(Items from a dataset)
= = = = =

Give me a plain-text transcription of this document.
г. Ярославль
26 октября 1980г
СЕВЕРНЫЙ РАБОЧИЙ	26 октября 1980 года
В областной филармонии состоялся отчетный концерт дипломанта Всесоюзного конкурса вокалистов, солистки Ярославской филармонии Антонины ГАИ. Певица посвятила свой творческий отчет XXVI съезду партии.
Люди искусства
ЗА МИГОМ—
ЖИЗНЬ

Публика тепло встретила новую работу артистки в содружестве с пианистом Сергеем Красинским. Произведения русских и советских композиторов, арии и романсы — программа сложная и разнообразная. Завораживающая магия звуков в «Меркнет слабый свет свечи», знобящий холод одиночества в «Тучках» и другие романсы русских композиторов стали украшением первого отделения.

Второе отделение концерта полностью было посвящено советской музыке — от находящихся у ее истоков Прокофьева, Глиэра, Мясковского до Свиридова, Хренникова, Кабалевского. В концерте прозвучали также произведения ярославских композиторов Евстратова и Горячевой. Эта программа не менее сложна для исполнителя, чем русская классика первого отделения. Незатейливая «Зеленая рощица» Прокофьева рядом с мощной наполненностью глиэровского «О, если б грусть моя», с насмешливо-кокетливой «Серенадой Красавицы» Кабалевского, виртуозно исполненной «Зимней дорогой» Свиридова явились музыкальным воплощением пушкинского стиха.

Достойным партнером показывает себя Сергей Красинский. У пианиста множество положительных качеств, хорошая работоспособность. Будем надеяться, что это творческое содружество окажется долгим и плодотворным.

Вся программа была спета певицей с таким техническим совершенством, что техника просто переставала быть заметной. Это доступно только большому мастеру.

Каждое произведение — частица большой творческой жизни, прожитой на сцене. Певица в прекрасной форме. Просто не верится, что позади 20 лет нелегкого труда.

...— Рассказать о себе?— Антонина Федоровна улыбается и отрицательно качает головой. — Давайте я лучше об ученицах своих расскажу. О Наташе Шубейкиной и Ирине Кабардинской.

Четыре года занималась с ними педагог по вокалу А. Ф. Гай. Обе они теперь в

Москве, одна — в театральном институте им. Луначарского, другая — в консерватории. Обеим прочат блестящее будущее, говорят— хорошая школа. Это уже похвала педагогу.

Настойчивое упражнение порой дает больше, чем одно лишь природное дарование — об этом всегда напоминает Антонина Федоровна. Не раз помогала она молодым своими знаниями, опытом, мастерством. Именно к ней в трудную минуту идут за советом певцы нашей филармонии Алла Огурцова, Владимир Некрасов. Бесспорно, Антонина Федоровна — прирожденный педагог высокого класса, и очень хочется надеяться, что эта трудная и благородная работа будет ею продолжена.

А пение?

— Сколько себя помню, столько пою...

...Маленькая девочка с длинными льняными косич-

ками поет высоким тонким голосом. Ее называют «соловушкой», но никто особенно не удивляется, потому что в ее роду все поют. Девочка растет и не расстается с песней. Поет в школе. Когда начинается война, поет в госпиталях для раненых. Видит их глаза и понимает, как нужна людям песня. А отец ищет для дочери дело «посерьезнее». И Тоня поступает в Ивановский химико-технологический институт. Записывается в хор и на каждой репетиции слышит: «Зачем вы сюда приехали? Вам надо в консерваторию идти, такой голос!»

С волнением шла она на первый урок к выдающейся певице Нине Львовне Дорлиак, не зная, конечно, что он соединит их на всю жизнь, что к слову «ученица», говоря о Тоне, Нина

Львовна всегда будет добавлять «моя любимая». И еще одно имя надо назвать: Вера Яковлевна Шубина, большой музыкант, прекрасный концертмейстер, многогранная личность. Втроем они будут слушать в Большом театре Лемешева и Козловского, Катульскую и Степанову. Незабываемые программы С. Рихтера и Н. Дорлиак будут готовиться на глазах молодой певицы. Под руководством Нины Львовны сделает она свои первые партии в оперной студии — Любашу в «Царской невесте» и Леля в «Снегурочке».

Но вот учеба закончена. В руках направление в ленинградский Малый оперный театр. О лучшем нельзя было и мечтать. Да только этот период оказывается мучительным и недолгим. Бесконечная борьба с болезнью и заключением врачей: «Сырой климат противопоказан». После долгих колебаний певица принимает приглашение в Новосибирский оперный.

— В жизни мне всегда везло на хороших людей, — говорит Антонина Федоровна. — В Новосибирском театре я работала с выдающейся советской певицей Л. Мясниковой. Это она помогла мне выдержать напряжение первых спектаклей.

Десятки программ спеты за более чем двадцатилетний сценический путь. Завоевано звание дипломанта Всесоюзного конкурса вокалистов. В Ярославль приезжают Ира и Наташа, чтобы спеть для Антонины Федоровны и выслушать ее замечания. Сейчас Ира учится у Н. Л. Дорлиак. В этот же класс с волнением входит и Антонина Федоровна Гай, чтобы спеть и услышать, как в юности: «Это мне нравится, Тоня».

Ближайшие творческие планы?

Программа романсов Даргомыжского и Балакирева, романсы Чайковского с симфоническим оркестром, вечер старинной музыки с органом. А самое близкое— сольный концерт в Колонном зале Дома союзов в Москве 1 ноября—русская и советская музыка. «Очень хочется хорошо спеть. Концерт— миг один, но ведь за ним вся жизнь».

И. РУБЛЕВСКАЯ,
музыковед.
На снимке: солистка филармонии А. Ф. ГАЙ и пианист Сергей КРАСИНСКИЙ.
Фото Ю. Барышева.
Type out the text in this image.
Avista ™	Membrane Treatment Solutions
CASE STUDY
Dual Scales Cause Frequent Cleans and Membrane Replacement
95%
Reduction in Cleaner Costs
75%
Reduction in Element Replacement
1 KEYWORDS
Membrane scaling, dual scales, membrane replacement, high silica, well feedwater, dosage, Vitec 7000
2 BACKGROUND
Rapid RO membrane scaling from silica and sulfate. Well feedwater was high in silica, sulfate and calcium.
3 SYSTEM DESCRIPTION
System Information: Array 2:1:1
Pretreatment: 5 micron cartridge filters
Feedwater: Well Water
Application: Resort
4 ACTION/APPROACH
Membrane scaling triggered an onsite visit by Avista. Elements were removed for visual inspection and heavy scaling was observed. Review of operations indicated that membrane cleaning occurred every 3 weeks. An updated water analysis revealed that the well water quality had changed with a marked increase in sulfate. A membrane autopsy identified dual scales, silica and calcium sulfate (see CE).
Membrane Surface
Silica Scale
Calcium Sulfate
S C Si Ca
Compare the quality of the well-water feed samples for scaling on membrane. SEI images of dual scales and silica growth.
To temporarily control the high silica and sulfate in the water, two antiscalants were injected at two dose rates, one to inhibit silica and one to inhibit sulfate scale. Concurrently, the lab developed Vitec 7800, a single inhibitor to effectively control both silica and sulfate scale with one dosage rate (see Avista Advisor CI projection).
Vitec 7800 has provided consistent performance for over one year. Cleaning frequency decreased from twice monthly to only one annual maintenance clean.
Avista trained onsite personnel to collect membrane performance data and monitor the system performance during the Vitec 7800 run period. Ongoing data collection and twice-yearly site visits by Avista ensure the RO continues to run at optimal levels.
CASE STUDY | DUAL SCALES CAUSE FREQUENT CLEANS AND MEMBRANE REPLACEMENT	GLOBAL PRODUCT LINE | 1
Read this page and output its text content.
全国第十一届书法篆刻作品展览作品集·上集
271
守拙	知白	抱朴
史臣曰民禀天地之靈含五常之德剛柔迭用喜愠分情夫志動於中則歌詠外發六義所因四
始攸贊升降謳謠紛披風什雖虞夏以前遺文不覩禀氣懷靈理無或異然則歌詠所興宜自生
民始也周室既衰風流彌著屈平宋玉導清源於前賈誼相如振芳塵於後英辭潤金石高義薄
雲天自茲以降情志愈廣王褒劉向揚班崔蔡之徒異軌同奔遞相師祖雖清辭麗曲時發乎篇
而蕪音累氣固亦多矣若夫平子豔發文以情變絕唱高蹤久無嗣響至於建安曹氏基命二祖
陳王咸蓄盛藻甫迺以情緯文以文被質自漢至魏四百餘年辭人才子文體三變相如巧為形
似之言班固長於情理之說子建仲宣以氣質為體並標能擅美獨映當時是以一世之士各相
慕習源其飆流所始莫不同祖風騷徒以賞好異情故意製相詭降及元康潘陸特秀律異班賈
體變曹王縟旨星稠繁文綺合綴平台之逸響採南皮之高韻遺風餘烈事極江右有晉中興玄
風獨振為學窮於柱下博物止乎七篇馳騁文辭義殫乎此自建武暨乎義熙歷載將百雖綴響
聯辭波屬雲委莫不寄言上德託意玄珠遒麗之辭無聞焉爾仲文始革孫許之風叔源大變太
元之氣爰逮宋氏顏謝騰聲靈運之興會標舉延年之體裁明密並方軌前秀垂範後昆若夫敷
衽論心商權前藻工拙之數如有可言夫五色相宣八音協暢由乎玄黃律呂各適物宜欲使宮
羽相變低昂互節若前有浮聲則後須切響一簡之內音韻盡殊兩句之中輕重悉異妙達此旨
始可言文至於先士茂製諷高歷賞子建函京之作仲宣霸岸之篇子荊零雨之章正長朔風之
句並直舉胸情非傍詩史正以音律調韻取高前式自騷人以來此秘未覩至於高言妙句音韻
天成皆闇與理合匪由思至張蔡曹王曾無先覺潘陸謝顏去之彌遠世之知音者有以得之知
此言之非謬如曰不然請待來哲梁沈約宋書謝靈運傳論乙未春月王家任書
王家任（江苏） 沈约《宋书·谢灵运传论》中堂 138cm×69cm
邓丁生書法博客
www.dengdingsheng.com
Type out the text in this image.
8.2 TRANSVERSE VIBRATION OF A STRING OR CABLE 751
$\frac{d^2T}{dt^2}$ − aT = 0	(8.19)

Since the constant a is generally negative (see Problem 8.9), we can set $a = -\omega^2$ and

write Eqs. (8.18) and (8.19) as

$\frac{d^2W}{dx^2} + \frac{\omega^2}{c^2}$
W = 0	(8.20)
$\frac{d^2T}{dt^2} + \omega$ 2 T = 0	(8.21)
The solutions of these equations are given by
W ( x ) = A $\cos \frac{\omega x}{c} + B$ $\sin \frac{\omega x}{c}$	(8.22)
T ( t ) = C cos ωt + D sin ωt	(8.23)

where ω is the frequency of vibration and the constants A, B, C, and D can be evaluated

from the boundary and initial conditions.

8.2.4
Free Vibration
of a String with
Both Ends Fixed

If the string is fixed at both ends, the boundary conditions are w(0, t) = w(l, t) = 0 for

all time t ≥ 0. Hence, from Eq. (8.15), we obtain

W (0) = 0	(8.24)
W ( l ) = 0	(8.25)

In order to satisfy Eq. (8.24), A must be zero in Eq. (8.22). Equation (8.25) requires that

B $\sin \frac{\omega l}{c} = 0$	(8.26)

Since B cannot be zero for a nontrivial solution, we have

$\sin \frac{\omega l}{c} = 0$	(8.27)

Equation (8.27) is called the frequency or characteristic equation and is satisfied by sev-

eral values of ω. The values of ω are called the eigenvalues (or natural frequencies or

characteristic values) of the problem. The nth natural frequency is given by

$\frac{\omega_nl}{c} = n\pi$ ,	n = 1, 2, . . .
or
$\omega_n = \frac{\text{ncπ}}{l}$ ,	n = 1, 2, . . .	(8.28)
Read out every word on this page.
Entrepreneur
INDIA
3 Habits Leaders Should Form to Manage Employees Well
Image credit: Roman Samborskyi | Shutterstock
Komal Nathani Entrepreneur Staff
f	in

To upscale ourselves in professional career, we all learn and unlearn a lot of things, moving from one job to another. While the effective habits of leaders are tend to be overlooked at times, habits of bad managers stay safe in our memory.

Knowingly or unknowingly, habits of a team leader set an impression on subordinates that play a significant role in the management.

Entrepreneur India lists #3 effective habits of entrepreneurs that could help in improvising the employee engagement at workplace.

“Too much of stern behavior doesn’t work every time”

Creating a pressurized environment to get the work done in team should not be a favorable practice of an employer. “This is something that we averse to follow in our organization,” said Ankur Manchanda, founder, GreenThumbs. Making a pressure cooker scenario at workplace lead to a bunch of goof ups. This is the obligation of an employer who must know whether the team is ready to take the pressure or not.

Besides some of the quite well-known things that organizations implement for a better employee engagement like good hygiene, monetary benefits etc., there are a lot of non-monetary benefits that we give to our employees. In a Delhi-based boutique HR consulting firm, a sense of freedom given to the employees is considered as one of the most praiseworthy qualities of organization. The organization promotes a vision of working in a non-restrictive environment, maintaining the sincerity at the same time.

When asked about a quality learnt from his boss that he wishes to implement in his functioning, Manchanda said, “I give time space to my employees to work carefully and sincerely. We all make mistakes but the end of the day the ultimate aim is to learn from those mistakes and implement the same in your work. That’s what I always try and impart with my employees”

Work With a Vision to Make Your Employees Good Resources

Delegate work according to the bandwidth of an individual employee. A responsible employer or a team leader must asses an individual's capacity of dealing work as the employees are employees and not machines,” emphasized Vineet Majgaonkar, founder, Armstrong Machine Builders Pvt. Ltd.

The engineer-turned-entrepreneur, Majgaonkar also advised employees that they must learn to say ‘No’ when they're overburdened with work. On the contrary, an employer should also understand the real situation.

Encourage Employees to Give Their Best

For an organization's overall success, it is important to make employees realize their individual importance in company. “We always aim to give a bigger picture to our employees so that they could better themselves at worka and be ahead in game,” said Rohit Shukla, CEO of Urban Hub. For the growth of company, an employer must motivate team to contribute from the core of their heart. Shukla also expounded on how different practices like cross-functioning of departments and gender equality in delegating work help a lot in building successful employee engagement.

= = = = =

What you have to do – Check each line above for the word "characteristic", and copy the lines where it appears.

Final result –
Equation (8.27) is called the frequency or characteristic equation and is satisfied by sev-
characteristic values) of the problem. The nth natural frequency is given by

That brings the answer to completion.